Look through the material and copy each line holding "filter".

=== Records provided ===

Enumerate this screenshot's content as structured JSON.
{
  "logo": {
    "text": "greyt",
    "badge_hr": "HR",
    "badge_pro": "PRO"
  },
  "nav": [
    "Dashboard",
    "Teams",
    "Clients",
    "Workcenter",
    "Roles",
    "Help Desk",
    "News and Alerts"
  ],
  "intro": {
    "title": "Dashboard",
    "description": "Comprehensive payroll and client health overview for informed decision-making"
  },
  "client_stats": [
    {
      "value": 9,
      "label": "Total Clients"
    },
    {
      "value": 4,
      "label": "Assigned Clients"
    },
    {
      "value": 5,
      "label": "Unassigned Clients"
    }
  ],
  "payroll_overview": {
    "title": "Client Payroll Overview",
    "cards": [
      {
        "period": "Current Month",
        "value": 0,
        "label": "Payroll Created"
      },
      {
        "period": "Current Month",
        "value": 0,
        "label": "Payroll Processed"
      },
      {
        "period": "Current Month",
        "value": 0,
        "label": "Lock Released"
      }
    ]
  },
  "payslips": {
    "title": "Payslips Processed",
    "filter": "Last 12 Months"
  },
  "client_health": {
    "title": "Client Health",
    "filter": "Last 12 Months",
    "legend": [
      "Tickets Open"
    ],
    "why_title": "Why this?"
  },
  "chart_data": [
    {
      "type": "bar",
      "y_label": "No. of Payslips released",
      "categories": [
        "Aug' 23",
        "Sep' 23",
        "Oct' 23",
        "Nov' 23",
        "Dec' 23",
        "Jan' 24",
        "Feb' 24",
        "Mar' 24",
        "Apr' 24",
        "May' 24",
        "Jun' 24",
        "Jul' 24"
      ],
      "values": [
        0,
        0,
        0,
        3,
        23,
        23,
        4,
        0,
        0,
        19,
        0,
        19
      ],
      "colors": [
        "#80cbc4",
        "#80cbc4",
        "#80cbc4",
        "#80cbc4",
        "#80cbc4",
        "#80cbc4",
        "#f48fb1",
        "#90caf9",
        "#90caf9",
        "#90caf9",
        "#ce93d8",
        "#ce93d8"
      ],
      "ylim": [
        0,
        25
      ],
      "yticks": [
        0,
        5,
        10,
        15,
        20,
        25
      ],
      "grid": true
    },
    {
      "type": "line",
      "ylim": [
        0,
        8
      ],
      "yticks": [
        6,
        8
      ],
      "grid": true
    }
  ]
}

===

## Written solution
    "filter": "Last 12 Months"
    "filter": "Last 12 Months",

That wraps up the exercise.